- The task
Return each line holding the string "Libau".
════════════════════
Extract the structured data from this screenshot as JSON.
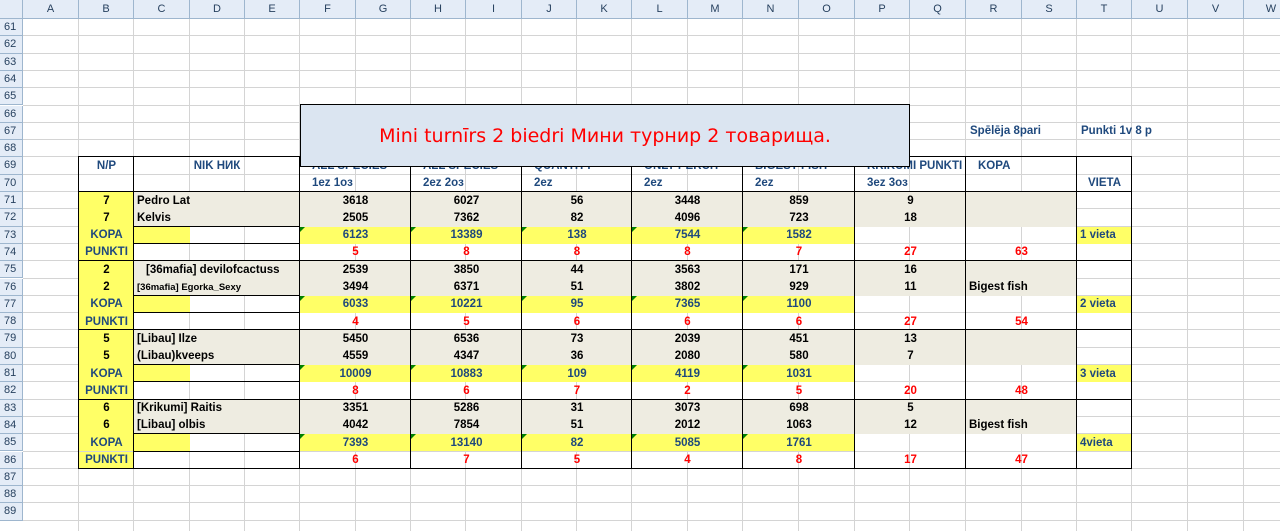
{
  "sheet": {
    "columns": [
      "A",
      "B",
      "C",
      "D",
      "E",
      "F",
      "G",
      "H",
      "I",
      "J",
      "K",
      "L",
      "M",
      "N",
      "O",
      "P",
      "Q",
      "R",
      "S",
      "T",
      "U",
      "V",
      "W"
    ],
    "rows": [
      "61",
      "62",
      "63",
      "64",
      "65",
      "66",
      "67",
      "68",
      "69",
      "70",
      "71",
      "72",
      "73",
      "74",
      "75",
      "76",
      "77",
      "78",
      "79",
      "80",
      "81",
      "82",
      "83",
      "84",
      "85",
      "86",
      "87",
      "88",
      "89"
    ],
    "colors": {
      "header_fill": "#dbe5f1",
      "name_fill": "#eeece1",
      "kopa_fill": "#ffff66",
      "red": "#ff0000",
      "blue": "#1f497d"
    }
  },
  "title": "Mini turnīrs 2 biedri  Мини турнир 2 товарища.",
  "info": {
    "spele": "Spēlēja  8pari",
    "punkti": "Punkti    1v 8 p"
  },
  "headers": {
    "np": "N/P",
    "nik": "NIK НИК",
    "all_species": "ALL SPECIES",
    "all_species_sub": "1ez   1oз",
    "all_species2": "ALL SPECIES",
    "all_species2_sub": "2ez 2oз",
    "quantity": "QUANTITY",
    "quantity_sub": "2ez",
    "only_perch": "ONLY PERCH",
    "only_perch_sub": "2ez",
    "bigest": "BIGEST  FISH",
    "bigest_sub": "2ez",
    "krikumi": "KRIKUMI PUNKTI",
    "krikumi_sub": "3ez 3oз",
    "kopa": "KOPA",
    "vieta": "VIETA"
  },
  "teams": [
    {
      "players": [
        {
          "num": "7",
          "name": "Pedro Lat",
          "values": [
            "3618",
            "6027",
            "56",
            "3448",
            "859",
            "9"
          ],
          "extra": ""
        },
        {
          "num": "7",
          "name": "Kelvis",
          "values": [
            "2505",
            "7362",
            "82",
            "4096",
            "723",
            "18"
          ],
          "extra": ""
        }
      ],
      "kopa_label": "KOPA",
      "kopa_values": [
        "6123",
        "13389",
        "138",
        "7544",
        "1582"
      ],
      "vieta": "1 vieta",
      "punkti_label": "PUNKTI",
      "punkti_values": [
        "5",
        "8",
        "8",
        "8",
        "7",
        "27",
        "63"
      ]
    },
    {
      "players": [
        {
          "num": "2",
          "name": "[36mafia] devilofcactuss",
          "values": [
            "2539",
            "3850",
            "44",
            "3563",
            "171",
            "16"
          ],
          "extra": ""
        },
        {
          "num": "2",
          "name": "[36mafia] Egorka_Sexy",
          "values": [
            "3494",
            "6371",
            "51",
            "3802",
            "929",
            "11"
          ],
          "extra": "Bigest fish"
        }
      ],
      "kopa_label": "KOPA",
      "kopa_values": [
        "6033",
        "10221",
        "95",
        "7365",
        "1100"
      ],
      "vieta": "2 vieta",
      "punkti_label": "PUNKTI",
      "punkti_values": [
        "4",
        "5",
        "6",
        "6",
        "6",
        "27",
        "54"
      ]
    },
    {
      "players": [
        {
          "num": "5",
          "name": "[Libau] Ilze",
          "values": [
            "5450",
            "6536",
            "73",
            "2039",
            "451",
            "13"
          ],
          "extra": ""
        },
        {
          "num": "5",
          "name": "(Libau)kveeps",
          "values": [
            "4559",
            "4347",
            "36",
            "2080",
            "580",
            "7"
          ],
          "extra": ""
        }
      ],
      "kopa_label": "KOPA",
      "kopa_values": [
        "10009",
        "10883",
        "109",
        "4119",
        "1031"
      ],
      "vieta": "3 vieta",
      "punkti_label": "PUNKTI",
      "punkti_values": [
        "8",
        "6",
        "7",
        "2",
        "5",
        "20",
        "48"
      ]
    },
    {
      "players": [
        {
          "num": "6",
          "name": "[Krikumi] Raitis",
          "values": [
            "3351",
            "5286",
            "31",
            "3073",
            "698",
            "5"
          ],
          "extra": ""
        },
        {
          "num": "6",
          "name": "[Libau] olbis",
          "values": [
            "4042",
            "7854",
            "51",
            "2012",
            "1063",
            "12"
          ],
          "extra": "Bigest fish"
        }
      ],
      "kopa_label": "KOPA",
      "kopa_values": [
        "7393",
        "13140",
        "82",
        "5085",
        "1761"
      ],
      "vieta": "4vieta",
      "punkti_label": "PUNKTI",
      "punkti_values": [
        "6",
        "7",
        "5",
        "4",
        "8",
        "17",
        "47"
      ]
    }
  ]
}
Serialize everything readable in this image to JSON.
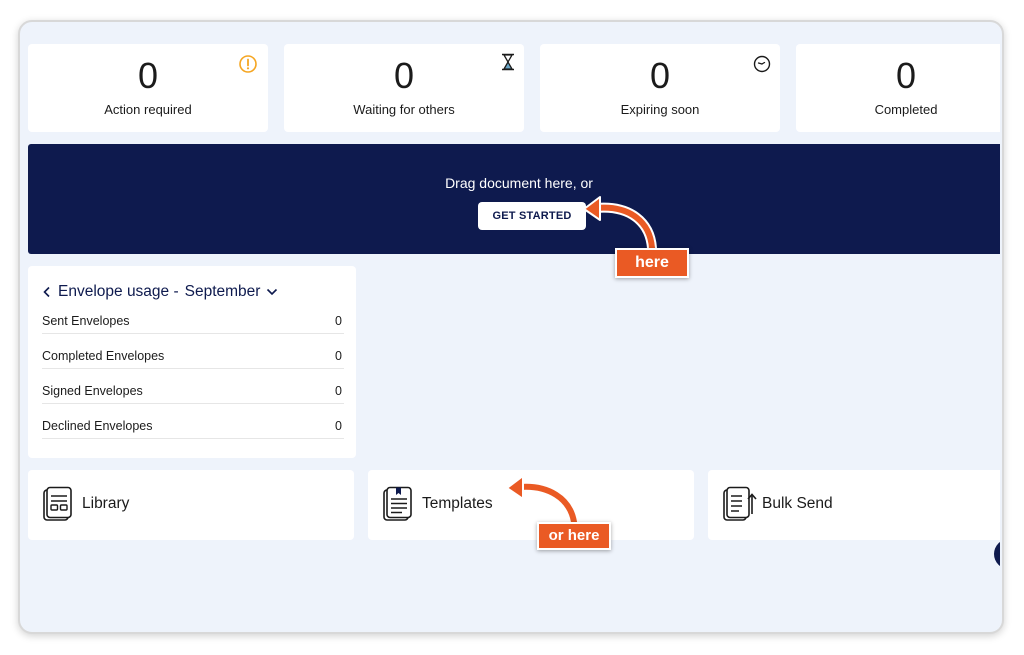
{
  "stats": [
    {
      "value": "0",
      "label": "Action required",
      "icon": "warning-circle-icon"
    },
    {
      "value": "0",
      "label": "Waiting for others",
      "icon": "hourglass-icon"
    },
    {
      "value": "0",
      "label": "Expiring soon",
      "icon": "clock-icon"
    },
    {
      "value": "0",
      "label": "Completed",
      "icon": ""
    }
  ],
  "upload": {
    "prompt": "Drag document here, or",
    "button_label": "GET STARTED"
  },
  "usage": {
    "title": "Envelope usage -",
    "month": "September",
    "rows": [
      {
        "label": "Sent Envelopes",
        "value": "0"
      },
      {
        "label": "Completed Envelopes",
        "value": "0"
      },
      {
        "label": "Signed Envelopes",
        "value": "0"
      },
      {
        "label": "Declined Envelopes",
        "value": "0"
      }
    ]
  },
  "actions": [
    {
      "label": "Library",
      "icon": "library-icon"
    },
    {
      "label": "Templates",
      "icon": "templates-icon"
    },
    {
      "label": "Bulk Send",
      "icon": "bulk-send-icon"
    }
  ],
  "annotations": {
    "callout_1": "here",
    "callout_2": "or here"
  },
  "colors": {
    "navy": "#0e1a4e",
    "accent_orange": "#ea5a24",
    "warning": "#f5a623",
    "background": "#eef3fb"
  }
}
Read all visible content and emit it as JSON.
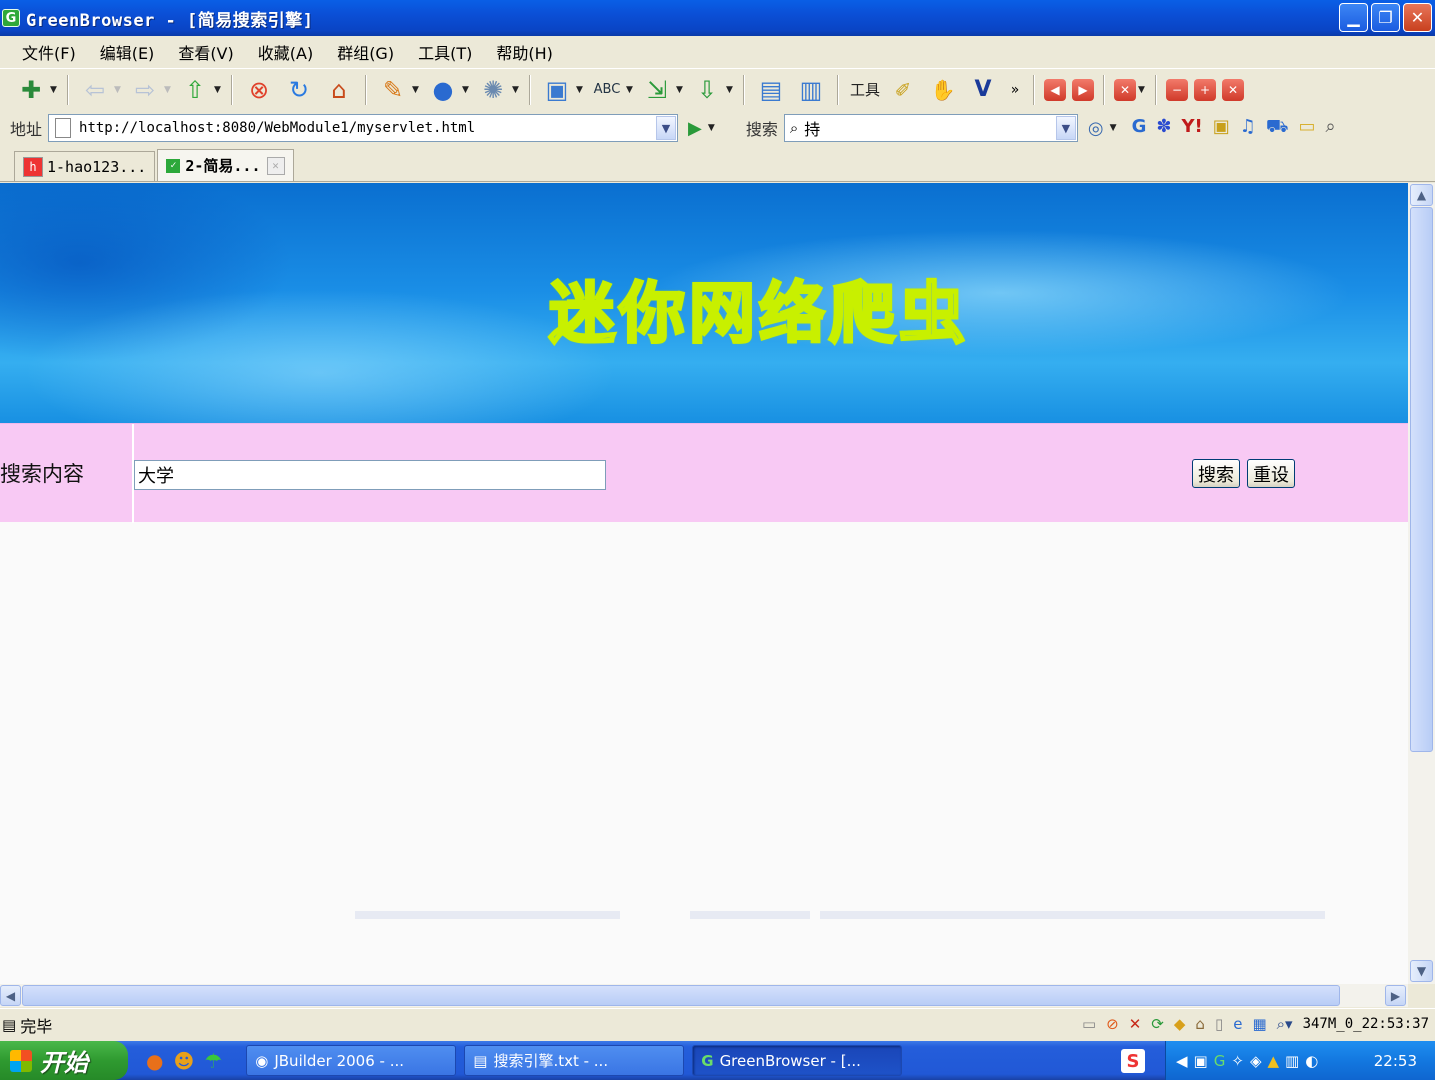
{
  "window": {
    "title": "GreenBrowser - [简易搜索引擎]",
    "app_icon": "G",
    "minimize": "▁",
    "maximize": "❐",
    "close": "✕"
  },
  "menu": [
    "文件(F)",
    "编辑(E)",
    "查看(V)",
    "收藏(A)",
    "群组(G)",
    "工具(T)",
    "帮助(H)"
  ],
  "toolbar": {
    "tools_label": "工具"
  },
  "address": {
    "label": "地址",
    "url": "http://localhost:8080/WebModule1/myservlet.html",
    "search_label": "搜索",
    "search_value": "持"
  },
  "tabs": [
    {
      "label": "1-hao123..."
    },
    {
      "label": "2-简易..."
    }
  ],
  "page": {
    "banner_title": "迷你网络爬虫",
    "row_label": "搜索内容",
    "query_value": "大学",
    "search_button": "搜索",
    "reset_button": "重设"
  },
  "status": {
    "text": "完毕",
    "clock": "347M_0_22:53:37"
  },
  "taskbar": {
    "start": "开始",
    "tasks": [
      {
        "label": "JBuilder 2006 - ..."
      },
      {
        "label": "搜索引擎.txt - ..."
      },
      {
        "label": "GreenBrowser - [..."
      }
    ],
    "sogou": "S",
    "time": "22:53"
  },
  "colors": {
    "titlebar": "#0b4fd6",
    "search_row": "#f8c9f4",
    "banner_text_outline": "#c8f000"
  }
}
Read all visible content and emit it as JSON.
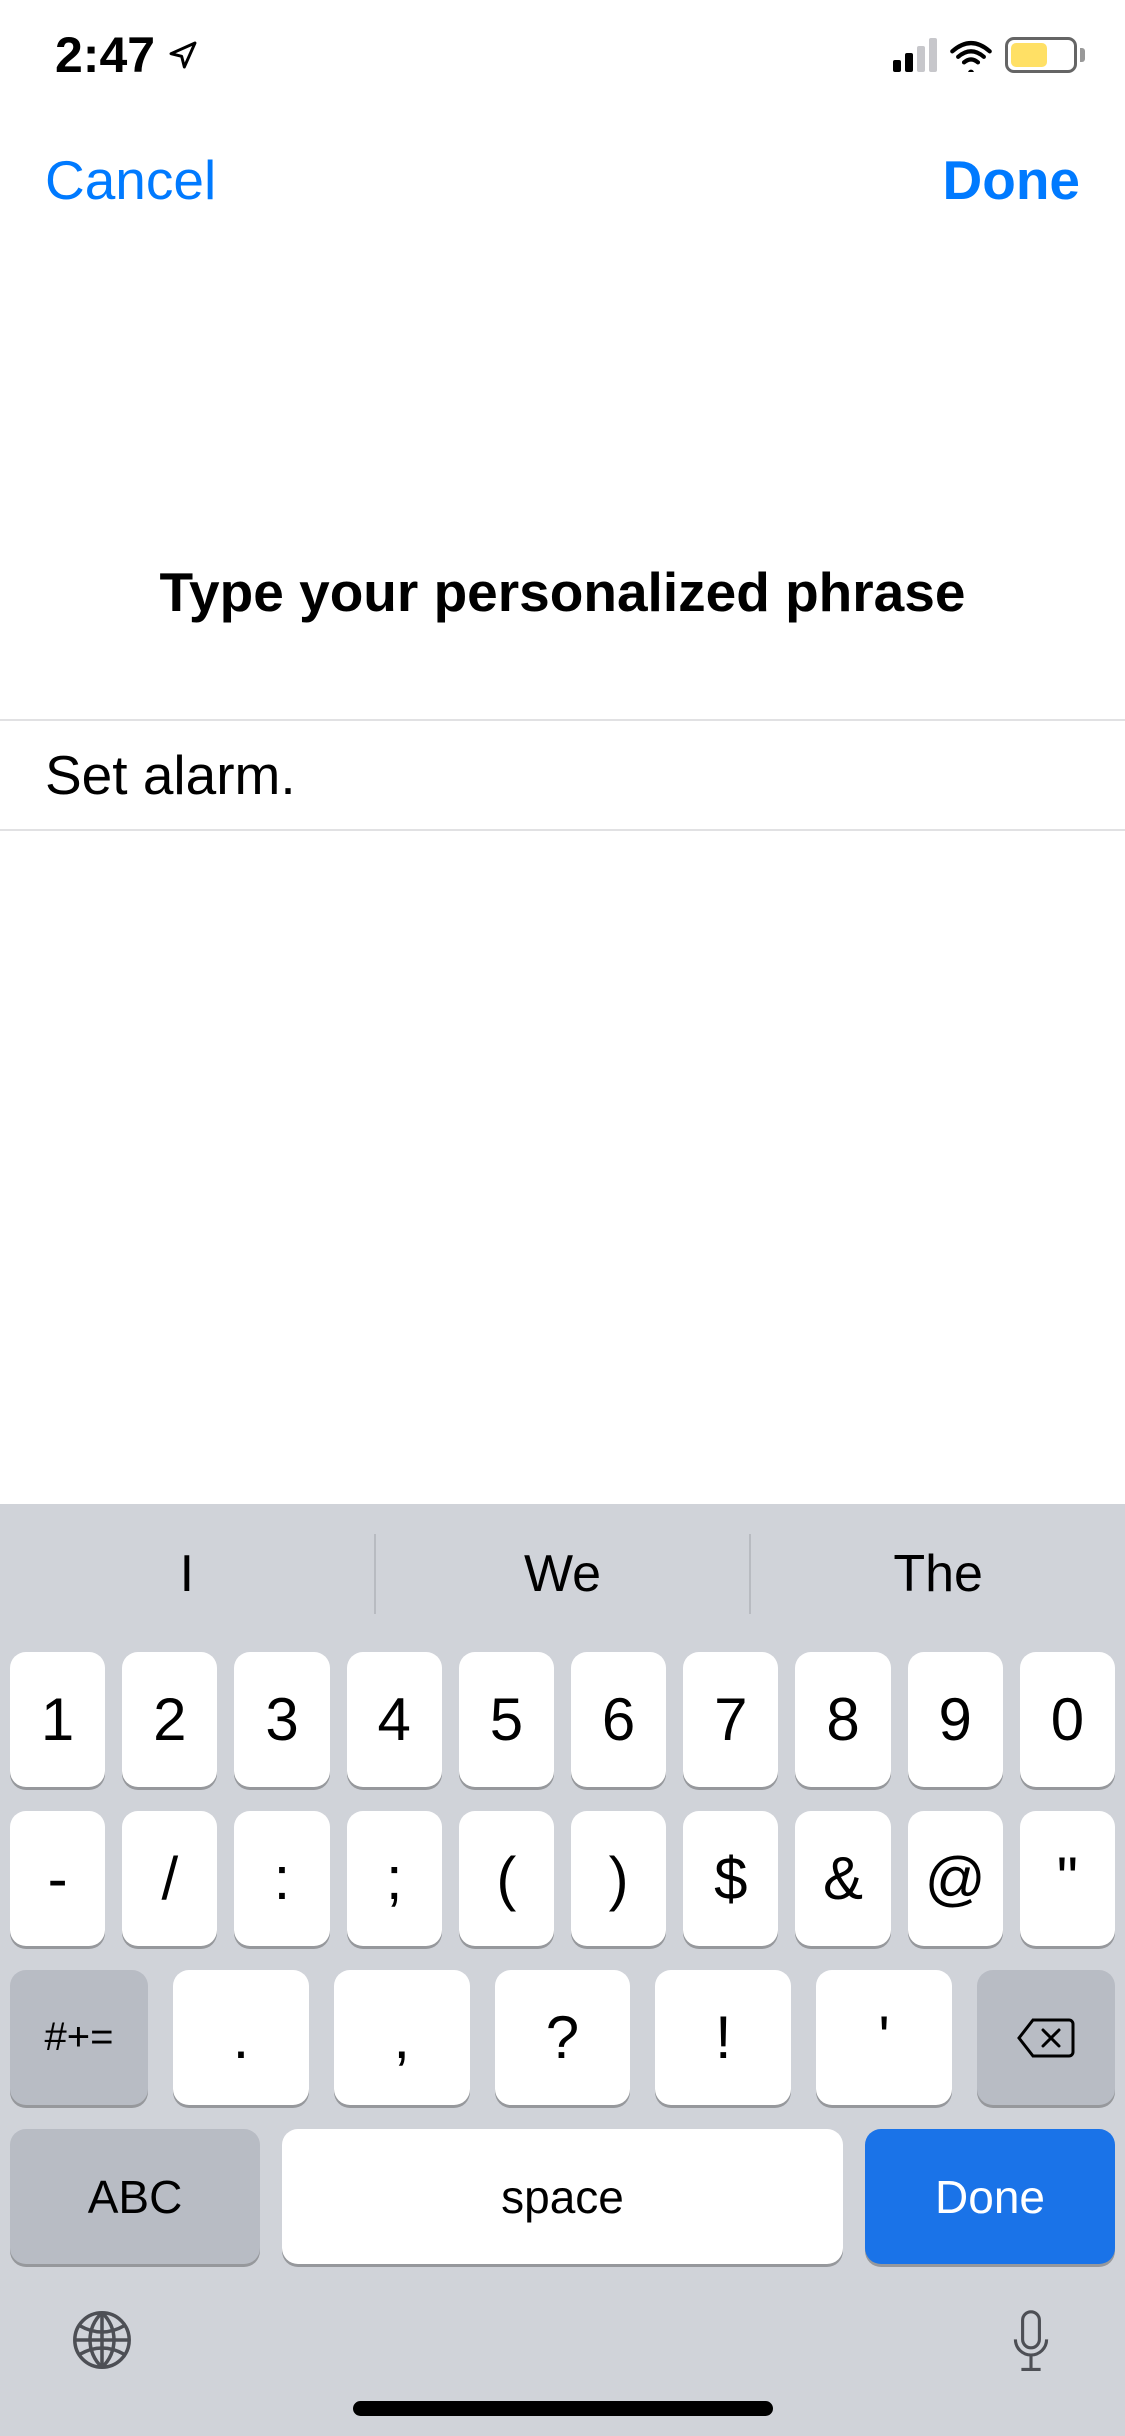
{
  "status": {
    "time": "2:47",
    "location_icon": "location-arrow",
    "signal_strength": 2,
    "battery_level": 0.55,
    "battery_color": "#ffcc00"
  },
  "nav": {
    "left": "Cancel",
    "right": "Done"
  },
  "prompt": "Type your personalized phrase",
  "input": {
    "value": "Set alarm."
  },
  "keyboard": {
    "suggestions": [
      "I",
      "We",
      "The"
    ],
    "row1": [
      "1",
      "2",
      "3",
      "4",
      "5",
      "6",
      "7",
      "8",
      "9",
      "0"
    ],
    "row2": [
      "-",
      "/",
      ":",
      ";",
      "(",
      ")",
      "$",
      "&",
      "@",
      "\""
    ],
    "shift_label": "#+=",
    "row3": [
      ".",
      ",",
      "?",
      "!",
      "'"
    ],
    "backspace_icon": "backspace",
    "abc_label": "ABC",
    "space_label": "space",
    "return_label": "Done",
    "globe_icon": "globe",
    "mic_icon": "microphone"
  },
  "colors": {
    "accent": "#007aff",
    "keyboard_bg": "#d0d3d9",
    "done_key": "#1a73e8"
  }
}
════════════════════
- Exercise response
          "name": "[Libau] Ilze",
          "name": "(Libau)kveeps",
          "name": "[Libau] olbis",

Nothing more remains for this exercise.